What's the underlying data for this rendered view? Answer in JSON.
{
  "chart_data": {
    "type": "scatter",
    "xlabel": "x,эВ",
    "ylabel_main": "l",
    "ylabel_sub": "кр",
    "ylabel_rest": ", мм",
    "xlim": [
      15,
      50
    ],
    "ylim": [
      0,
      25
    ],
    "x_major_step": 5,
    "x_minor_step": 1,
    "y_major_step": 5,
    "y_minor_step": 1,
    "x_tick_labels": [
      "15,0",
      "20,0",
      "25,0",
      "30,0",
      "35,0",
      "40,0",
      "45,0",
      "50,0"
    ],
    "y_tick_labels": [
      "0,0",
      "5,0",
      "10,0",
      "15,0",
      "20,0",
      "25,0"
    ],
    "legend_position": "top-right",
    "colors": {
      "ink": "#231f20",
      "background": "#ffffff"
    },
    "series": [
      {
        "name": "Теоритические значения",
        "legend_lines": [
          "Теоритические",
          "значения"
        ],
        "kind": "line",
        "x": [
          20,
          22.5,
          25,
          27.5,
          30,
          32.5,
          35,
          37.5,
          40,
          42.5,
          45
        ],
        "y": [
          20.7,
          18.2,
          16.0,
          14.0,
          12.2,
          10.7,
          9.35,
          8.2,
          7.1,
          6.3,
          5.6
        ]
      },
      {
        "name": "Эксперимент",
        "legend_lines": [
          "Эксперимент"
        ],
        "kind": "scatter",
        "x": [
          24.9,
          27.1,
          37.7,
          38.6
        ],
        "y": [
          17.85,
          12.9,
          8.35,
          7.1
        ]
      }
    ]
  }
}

Problem: List the lines of the material in which the word "name" occurs.

Reply:
        "name": "Теоритические значения",
        "name": "Эксперимент",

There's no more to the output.